_DIRECTIONS FOR THIS TASK_
Exactly as written, please set down all of the entries again, with no pictures.

_DATA SUPPLIED_
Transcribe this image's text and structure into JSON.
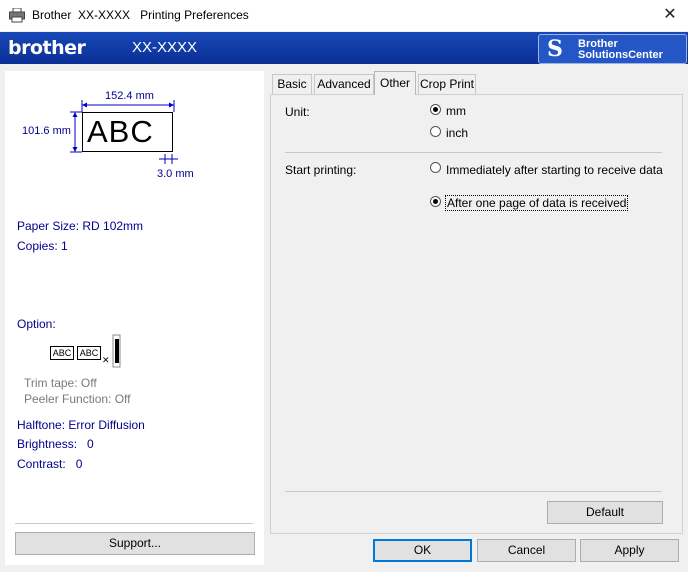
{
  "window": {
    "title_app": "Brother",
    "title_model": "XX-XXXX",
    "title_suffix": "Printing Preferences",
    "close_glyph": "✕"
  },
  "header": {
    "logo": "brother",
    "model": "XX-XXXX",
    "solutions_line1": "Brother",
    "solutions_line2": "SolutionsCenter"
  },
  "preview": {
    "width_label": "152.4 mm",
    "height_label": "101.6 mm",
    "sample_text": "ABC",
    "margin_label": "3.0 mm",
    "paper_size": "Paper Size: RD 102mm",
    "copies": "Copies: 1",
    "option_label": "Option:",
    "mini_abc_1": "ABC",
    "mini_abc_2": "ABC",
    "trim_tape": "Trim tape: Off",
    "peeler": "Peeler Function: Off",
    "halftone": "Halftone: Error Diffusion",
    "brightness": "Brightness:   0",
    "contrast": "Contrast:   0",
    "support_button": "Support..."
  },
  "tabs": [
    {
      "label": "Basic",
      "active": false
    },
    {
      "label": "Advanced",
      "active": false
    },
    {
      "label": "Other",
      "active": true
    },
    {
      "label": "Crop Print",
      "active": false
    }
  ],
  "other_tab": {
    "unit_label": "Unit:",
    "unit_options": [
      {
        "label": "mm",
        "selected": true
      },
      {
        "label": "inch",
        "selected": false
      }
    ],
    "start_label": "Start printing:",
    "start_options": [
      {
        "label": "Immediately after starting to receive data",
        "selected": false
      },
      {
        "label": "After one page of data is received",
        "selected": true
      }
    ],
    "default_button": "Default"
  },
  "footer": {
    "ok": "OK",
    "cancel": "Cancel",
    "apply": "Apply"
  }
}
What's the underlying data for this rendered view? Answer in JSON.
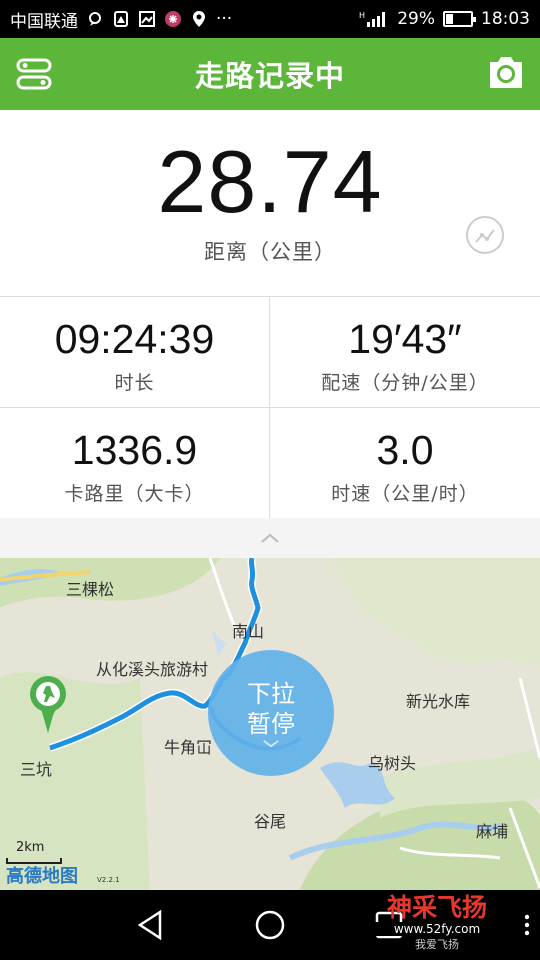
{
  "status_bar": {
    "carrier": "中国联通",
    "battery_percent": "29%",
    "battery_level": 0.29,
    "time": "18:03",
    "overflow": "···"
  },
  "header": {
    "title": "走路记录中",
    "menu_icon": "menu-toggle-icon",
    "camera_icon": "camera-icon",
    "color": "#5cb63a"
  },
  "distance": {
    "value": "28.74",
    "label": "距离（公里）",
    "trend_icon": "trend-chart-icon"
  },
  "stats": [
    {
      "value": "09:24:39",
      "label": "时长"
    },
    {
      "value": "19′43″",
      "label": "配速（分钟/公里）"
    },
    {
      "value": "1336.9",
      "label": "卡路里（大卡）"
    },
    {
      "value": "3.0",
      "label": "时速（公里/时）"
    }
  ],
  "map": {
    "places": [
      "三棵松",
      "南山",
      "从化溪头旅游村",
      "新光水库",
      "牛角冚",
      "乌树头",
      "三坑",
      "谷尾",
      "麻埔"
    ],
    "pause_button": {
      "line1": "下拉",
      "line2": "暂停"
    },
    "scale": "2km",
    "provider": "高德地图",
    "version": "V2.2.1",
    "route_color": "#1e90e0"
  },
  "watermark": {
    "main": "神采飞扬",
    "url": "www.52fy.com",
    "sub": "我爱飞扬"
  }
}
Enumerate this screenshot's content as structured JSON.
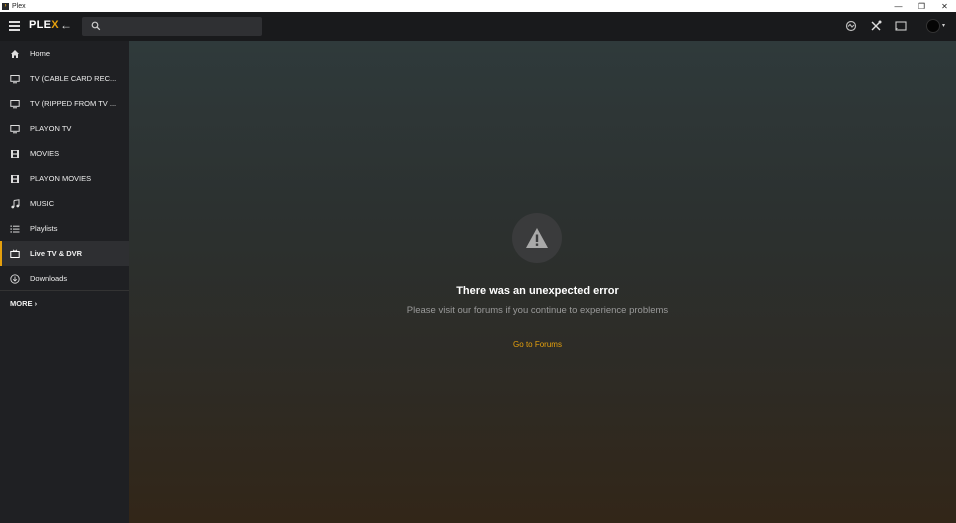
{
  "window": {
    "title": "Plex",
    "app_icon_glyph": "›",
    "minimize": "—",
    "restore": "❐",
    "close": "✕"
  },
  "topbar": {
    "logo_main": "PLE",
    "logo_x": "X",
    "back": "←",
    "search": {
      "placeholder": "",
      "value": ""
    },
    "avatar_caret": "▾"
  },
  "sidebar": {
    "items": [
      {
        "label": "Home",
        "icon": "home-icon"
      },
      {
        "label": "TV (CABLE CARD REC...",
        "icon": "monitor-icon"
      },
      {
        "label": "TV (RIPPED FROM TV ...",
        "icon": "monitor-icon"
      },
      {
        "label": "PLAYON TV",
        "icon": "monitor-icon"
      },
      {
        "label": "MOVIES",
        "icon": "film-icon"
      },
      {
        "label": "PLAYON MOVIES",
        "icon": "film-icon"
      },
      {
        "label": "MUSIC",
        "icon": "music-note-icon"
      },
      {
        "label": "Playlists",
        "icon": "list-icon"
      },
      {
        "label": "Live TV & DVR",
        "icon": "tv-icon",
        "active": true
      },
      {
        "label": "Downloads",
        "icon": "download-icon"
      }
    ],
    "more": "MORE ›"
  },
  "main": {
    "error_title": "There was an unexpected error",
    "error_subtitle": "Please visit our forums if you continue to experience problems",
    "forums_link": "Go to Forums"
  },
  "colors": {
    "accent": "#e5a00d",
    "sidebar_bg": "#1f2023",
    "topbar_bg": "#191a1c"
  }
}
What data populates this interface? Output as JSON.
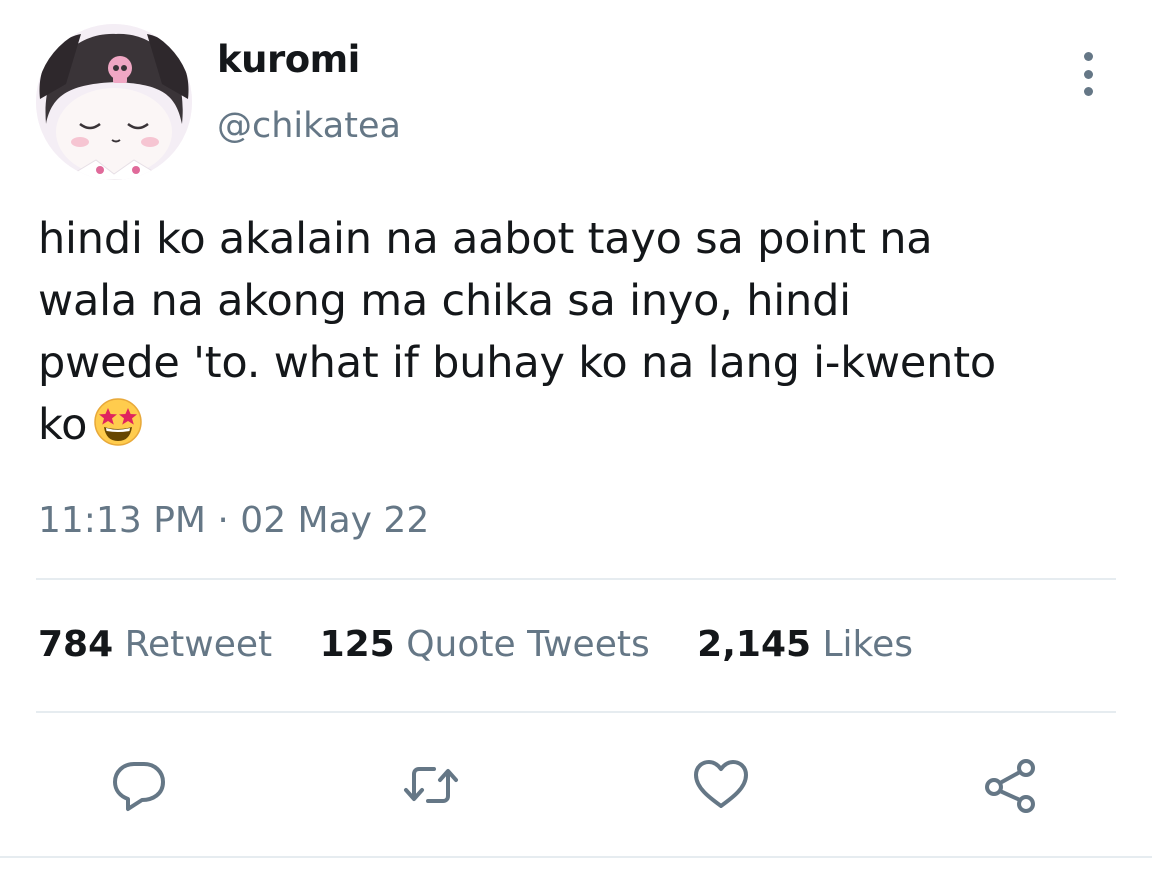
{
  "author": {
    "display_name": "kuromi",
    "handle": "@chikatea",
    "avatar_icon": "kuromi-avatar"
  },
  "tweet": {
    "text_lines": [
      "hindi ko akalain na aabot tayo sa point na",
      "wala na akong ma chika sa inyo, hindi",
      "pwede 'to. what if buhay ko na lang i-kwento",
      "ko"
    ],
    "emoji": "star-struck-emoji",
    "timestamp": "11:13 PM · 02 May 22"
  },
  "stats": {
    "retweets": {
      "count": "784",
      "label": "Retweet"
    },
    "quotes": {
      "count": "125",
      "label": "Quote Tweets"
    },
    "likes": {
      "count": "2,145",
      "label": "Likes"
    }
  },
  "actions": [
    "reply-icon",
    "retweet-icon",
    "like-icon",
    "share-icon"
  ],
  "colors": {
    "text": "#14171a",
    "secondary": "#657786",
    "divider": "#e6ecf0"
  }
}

_RESULT OF THE EXERCISE_
Transcribe this image's text and structure into JSON.
{
  "window": {
    "title_app": "Brother",
    "title_model": "XX-XXXX",
    "title_suffix": "Printing Preferences",
    "close_glyph": "✕"
  },
  "header": {
    "logo": "brother",
    "model": "XX-XXXX",
    "solutions_line1": "Brother",
    "solutions_line2": "SolutionsCenter"
  },
  "preview": {
    "width_label": "152.4 mm",
    "height_label": "101.6 mm",
    "sample_text": "ABC",
    "margin_label": "3.0 mm",
    "paper_size": "Paper Size: RD 102mm",
    "copies": "Copies: 1",
    "option_label": "Option:",
    "mini_abc_1": "ABC",
    "mini_abc_2": "ABC",
    "trim_tape": "Trim tape: Off",
    "peeler": "Peeler Function: Off",
    "halftone": "Halftone: Error Diffusion",
    "brightness": "Brightness:   0",
    "contrast": "Contrast:   0",
    "support_button": "Support..."
  },
  "tabs": [
    {
      "label": "Basic",
      "active": false
    },
    {
      "label": "Advanced",
      "active": false
    },
    {
      "label": "Other",
      "active": true
    },
    {
      "label": "Crop Print",
      "active": false
    }
  ],
  "other_tab": {
    "unit_label": "Unit:",
    "unit_options": [
      {
        "label": "mm",
        "selected": true
      },
      {
        "label": "inch",
        "selected": false
      }
    ],
    "start_label": "Start printing:",
    "start_options": [
      {
        "label": "Immediately after starting to receive data",
        "selected": false
      },
      {
        "label": "After one page of data is received",
        "selected": true
      }
    ],
    "default_button": "Default"
  },
  "footer": {
    "ok": "OK",
    "cancel": "Cancel",
    "apply": "Apply"
  }
}
What's the underlying data for this rendered view? Answer in JSON.
{
  "status_bar": {
    "carrier": "中国联通",
    "battery_percent": "29%",
    "battery_level": 0.29,
    "time": "18:03",
    "overflow": "···"
  },
  "header": {
    "title": "走路记录中",
    "menu_icon": "menu-toggle-icon",
    "camera_icon": "camera-icon",
    "color": "#5cb63a"
  },
  "distance": {
    "value": "28.74",
    "label": "距离（公里）",
    "trend_icon": "trend-chart-icon"
  },
  "stats": [
    {
      "value": "09:24:39",
      "label": "时长"
    },
    {
      "value": "19′43″",
      "label": "配速（分钟/公里）"
    },
    {
      "value": "1336.9",
      "label": "卡路里（大卡）"
    },
    {
      "value": "3.0",
      "label": "时速（公里/时）"
    }
  ],
  "map": {
    "places": [
      "三棵松",
      "南山",
      "从化溪头旅游村",
      "新光水库",
      "牛角冚",
      "乌树头",
      "三坑",
      "谷尾",
      "麻埔"
    ],
    "pause_button": {
      "line1": "下拉",
      "line2": "暂停"
    },
    "scale": "2km",
    "provider": "高德地图",
    "version": "V2.2.1",
    "route_color": "#1e90e0"
  },
  "watermark": {
    "main": "神采飞扬",
    "url": "www.52fy.com",
    "sub": "我爱飞扬"
  }
}
Enumerate this screenshot's content as structured JSON.
{
  "window": {
    "title": "Plex",
    "app_icon_glyph": "›",
    "minimize": "—",
    "restore": "❐",
    "close": "✕"
  },
  "topbar": {
    "logo_main": "PLE",
    "logo_x": "X",
    "back": "←",
    "search": {
      "placeholder": "",
      "value": ""
    },
    "avatar_caret": "▾"
  },
  "sidebar": {
    "items": [
      {
        "label": "Home",
        "icon": "home-icon"
      },
      {
        "label": "TV (CABLE CARD REC...",
        "icon": "monitor-icon"
      },
      {
        "label": "TV (RIPPED FROM TV ...",
        "icon": "monitor-icon"
      },
      {
        "label": "PLAYON TV",
        "icon": "monitor-icon"
      },
      {
        "label": "MOVIES",
        "icon": "film-icon"
      },
      {
        "label": "PLAYON MOVIES",
        "icon": "film-icon"
      },
      {
        "label": "MUSIC",
        "icon": "music-note-icon"
      },
      {
        "label": "Playlists",
        "icon": "list-icon"
      },
      {
        "label": "Live TV & DVR",
        "icon": "tv-icon",
        "active": true
      },
      {
        "label": "Downloads",
        "icon": "download-icon"
      }
    ],
    "more": "MORE ›"
  },
  "main": {
    "error_title": "There was an unexpected error",
    "error_subtitle": "Please visit our forums if you continue to experience problems",
    "forums_link": "Go to Forums"
  },
  "colors": {
    "accent": "#e5a00d",
    "sidebar_bg": "#1f2023",
    "topbar_bg": "#191a1c"
  }
}
What data populates this interface? Output as JSON.
{
  "author": {
    "display_name": "kuromi",
    "handle": "@chikatea",
    "avatar_icon": "kuromi-avatar"
  },
  "tweet": {
    "text_lines": [
      "hindi ko akalain na aabot tayo sa point na",
      "wala na akong ma chika sa inyo, hindi",
      "pwede 'to. what if buhay ko na lang i-kwento",
      "ko"
    ],
    "emoji": "star-struck-emoji",
    "timestamp": "11:13 PM · 02 May 22"
  },
  "stats": {
    "retweets": {
      "count": "784",
      "label": "Retweet"
    },
    "quotes": {
      "count": "125",
      "label": "Quote Tweets"
    },
    "likes": {
      "count": "2,145",
      "label": "Likes"
    }
  },
  "actions": [
    "reply-icon",
    "retweet-icon",
    "like-icon",
    "share-icon"
  ],
  "colors": {
    "text": "#14171a",
    "secondary": "#657786",
    "divider": "#e6ecf0"
  }
}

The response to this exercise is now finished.